**Set problem 1**
According to the passage on natural language processing, why do cognitive computers need contextual capabilities to interpret spoken questions?
**Set problem 2**
Write the section that follows the heading "The rise of the machines?" at the end of the passage on natural language processing.

**Selected passage**
Natural language processing – the future of cognitive
While the ability to analyse documents and other content to provide more ‘human’ responses to written questions is undoubtedly a terrific development, there’s a reason why every computer appearing in sci-fi uses speech as its primary method of communication. Natural language processing via the spoken word is the next logical step towards parity of intelligence – or at least a plausible imitation.
Intelligent personal assistants Siri and Cortana have capitalised on this idea, using voice recognition software to retrieve information and personal details when requested by the user. Though not strictly ‘cognitive’, they present a good-enough facsimile, sufficiently ‘futuristic’ to satisfy the market.
Truly cognitive computers such as Watson, on the other hand, have the power to process human speech and use it to deliver ‘human’ answers. Much of the meaning of language comes from context, subtlety and nuance. For example, a sentence like ‘which is the best tablet for me?’ means different things depending on whether you’re in Boots or the Apple Store. This is where contextual capabilities come into play – educating cognitive computers to interpret meaning correctly based on appropriate data.
The rise of the machines?

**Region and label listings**

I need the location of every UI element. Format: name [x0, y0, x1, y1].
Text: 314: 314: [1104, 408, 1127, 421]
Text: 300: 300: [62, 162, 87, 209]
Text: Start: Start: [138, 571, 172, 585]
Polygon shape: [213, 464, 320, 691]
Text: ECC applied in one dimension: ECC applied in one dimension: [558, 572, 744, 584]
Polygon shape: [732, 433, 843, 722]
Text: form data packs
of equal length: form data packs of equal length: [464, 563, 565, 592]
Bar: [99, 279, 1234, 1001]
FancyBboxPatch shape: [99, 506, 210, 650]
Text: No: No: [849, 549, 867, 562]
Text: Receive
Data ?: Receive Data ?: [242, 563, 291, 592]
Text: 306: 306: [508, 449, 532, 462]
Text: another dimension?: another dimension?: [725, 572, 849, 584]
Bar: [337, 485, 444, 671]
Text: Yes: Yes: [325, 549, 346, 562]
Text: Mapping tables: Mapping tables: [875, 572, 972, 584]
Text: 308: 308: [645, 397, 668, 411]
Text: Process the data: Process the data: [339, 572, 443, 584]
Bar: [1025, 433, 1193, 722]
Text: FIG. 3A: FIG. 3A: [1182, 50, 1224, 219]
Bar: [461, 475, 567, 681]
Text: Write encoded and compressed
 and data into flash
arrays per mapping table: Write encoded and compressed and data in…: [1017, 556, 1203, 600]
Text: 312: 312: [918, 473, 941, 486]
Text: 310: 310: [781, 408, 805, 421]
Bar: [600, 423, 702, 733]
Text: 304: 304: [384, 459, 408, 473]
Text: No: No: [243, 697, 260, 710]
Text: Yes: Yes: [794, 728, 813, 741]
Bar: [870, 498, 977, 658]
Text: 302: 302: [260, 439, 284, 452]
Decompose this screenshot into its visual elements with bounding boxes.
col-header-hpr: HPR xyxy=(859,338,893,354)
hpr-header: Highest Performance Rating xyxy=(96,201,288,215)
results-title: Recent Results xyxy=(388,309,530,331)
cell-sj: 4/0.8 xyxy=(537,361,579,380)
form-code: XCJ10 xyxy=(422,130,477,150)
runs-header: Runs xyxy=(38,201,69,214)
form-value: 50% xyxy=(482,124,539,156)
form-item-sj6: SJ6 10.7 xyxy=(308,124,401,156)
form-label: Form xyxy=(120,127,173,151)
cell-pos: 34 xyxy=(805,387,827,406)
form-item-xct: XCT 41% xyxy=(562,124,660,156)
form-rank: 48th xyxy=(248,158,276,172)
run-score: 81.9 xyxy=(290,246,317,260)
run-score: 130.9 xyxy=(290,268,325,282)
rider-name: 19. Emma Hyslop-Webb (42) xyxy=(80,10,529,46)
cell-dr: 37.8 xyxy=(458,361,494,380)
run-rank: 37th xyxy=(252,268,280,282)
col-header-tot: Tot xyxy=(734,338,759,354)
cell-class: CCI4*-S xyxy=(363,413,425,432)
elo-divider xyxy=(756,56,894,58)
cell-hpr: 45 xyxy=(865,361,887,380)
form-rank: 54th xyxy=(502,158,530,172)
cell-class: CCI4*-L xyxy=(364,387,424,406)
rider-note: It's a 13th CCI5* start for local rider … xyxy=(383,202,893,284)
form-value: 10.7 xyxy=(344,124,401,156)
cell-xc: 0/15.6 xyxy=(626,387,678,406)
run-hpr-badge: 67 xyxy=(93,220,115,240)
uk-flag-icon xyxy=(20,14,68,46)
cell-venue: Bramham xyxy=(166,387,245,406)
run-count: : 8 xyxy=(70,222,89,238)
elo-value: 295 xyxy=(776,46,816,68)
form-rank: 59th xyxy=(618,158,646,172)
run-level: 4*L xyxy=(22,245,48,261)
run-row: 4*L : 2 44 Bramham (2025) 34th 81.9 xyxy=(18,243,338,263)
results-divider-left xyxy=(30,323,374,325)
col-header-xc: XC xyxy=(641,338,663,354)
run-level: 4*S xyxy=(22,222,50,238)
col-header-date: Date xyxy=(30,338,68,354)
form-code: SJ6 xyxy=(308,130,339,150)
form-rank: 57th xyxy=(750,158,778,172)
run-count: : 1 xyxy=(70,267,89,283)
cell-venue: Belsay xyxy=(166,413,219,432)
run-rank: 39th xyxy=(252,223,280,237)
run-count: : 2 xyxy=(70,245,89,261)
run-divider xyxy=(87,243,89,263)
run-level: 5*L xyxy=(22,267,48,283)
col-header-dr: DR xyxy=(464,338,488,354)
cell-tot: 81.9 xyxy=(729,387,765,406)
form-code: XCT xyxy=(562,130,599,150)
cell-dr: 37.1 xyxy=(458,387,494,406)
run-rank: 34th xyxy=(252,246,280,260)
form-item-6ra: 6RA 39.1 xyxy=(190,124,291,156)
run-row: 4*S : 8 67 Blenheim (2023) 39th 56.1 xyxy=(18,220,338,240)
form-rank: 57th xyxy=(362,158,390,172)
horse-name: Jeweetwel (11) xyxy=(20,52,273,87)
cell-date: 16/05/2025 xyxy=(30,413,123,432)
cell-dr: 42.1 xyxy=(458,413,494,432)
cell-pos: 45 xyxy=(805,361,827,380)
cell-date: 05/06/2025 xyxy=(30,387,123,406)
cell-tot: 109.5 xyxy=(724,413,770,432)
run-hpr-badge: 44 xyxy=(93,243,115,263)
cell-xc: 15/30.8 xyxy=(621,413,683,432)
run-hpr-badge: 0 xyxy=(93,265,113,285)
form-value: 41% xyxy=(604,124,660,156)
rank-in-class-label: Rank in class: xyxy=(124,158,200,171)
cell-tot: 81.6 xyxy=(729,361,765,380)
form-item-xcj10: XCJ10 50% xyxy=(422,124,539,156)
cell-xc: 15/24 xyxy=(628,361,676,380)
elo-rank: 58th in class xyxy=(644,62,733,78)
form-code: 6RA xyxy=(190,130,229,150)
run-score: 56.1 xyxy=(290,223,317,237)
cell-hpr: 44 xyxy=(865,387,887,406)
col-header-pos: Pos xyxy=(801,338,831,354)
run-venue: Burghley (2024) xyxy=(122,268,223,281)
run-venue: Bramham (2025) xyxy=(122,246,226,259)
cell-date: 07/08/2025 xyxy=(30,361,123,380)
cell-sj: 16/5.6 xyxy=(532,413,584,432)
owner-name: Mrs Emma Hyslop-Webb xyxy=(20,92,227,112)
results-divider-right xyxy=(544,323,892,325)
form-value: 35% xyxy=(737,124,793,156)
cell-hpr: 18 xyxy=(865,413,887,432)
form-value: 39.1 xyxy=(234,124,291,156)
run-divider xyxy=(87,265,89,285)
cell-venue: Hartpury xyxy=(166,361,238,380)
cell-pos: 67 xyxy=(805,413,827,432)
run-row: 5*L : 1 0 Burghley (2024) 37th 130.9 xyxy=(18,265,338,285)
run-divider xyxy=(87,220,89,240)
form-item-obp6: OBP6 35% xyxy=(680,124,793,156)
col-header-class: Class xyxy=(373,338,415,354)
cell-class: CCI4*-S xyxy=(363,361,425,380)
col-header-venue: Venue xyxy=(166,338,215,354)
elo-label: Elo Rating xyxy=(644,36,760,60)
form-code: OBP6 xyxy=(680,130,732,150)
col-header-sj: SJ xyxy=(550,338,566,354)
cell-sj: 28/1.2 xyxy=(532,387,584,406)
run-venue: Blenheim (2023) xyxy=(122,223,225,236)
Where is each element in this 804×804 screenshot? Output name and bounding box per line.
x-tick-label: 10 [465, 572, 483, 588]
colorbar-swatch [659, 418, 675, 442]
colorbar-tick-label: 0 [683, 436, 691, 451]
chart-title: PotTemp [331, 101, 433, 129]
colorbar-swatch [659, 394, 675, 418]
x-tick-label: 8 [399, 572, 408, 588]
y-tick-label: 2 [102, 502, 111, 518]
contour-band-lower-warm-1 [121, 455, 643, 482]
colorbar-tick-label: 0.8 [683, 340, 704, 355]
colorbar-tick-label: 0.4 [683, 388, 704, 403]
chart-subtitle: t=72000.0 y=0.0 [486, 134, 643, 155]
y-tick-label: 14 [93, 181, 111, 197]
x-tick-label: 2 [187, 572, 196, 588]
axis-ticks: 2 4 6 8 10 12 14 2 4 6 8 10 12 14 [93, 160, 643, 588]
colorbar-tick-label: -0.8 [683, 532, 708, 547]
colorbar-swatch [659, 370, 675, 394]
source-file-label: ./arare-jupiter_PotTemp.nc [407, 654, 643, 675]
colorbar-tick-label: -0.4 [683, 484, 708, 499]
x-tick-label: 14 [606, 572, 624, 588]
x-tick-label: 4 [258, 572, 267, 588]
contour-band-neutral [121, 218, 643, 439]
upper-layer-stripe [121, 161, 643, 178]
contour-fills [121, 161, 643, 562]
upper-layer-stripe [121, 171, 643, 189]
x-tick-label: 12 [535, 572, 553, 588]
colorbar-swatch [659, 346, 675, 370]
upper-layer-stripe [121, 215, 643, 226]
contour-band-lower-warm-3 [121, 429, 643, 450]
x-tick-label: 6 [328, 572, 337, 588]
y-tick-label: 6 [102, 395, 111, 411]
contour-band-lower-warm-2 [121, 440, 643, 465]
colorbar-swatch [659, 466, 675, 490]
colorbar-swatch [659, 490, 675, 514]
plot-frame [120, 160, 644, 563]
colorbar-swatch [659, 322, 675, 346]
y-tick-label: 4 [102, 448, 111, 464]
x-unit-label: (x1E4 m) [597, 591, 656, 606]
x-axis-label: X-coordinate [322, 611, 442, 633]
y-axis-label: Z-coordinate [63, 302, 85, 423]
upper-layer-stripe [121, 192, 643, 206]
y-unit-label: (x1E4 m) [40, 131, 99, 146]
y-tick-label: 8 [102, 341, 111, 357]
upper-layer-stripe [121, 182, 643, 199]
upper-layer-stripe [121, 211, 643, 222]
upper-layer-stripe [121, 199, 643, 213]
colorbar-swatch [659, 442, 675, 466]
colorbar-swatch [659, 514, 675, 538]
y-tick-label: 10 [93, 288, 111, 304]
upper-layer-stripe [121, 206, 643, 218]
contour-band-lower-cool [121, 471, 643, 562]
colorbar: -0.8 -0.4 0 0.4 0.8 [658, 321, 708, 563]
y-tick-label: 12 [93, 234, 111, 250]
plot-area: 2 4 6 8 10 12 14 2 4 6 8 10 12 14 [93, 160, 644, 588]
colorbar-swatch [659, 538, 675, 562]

**Exercise result 1**
Much of the meaning of language comes from context, subtlety and nuance. A sentence like "which is the best tablet for me?" means different things in Boots than in the Apple Store. So cognitive computers must be taught to interpret meaning correctly based on appropriate data.

**Exercise result 2**
At its core, cognitive computingis the democratisation of development – ‘supercomputers’ are no longer the sole preserve of or computer scientists. Watson, for example, is available through the cloud and hundreds of partners are building apps with it - cognitive is out there and available to anyone who wants to put the next important phase of computing to the test.
Of course, there are some fears among the general population that once computers become ‘intelligent’, surely it’s only a matter of time before Skynet becomes self-aware and replaces us all with machines? On this point, Watson couldn’t be clearer about its aims – it is designed to be ‘a natural extension of what humans can do at their best’ - a commitment to assisting humanity rather than replacing it. We can rest easy knowing that cognitive computing is set to make our lives easier – nothing more sinister than that.